Your task is to gather the lines below that hold the string "Angle".
** START OF Extracted records **
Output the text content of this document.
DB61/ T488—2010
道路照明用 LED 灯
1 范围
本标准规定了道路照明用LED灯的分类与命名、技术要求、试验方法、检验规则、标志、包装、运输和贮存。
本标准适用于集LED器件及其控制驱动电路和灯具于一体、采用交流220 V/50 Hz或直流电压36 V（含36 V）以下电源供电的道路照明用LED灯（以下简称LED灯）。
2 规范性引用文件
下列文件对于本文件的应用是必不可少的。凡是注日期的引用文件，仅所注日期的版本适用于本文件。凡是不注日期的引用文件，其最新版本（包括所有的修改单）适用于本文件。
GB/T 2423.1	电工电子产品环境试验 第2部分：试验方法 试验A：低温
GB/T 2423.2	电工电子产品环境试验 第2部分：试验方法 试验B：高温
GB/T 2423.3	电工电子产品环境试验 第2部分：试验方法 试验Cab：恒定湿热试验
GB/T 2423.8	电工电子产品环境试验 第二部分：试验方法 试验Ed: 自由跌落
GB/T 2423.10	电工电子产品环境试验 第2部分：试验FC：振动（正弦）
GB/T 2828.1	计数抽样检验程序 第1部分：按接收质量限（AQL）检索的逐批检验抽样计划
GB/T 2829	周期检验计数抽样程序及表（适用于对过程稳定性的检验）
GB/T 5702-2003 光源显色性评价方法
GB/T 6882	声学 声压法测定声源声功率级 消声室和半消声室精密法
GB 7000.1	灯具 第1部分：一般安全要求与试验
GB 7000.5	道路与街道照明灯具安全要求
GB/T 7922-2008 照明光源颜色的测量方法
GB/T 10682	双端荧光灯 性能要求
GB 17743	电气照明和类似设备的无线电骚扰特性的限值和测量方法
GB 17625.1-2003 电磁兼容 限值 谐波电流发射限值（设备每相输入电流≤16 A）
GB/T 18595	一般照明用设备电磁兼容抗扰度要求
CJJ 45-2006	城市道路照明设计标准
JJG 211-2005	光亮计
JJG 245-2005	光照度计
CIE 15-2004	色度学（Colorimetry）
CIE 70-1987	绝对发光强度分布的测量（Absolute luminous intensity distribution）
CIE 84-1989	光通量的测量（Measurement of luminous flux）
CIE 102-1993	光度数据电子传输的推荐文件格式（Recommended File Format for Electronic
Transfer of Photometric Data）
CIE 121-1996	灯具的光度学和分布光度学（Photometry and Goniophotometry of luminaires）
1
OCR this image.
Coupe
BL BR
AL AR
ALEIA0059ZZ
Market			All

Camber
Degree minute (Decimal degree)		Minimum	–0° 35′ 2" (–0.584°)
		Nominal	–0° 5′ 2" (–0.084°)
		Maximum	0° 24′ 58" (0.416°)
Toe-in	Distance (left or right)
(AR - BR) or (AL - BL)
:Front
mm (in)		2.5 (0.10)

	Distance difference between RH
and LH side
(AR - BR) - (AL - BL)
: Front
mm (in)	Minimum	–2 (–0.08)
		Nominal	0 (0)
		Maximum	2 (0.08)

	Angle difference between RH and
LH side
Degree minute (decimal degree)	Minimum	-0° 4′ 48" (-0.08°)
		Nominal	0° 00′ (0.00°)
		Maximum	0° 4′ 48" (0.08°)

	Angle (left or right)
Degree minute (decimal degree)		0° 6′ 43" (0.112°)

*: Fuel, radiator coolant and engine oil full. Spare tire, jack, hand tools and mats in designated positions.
** END OF Extracted records **
### Solution
	Angle difference between RH and
	Angle (left or right)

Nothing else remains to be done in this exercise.